| EXERCISE REQUIREMENTS |
In the material below, find all lines with the string "When" and copy them.

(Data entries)
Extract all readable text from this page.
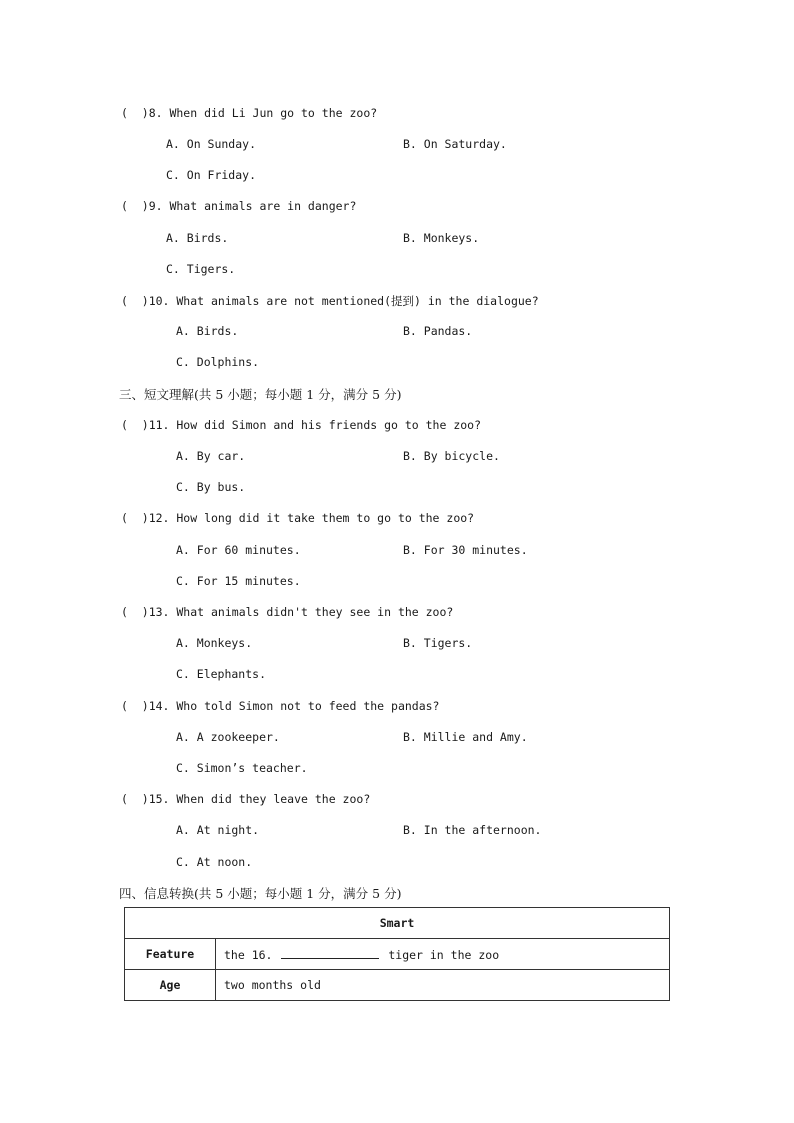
(  )8. When did Li Jun go to the zoo?
A. On Sunday.	B. On Saturday.
C. On Friday.
(  )9. What animals are in danger?
A. Birds.	B. Monkeys.
C. Tigers.
(  )10. What animals are not mentioned(提到) in the dialogue?
A. Birds.	B. Pandas.
C. Dolphins.
三、短文理解(共 5 小题；每小题 1 分，满分 5 分)
(  )11. How did Simon and his friends go to the zoo?
A. By car.	B. By bicycle.
C. By bus.
(  )12. How long did it take them to go to the zoo?
A. For 60 minutes.	B. For 30 minutes.
C. For 15 minutes.
(  )13. What animals didn't they see in the zoo?
A. Monkeys.	B. Tigers.
C. Elephants.
(  )14. Who told Simon not to feed the pandas?
A. A zookeeper.	B. Millie and Amy.
C. Simon’s teacher.
(  )15. When did they leave the zoo?
A. At night.	B. In the afternoon.
C. At noon.
四、信息转换(共 5 小题；每小题 1 分，满分 5 分)
Smart	
Feature	the 16. tiger in the zoo
Age	two months old
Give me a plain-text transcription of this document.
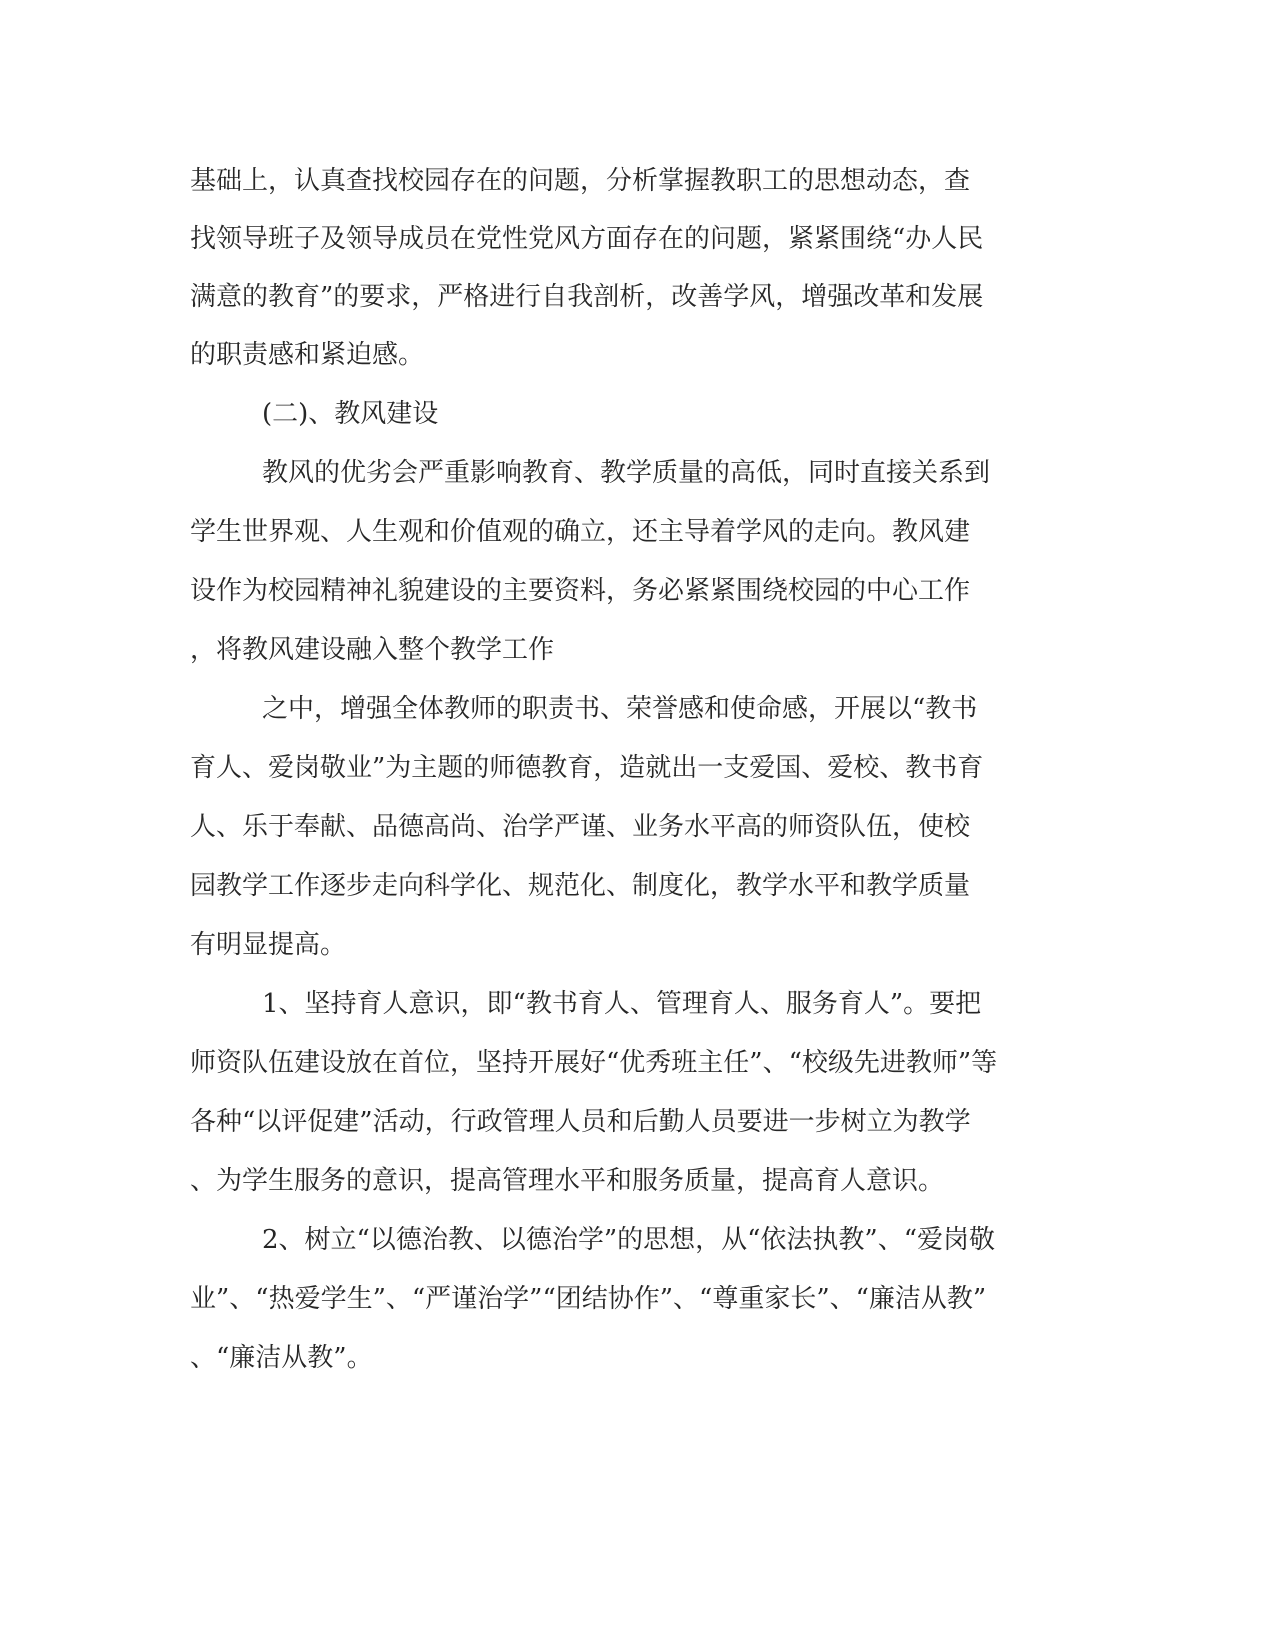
基础上，认真查找校园存在的问题，分析掌握教职工的思想动态，查
找领导班子及领导成员在党性党风方面存在的问题，紧紧围绕“办人民
满意的教育”的要求，严格进行自我剖析，改善学风，增强改革和发展
的职责感和紧迫感。
(二)、教风建设
教风的优劣会严重影响教育、教学质量的高低，同时直接关系到
学生世界观、人生观和价值观的确立，还主导着学风的走向。教风建
设作为校园精神礼貌建设的主要资料，务必紧紧围绕校园的中心工作
，将教风建设融入整个教学工作
之中，增强全体教师的职责书、荣誉感和使命感，开展以“教书
育人、爱岗敬业”为主题的师德教育，造就出一支爱国、爱校、教书育
人、乐于奉献、品德高尚、治学严谨、业务水平高的师资队伍，使校
园教学工作逐步走向科学化、规范化、制度化，教学水平和教学质量
有明显提高。
1、坚持育人意识，即“教书育人、管理育人、服务育人”。要把
师资队伍建设放在首位，坚持开展好“优秀班主任”、“校级先进教师”等
各种“以评促建”活动，行政管理人员和后勤人员要进一步树立为教学
、为学生服务的意识，提高管理水平和服务质量，提高育人意识。
2、树立“以德治教、以德治学”的思想，从“依法执教”、“爱岗敬
业”、“热爱学生”、“严谨治学”“团结协作”、“尊重家长”、“廉洁从教”
、“廉洁从教”。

| TASK ANSWER |
(  )8. When did Li Jun go to the zoo?
(  )15. When did they leave the zoo?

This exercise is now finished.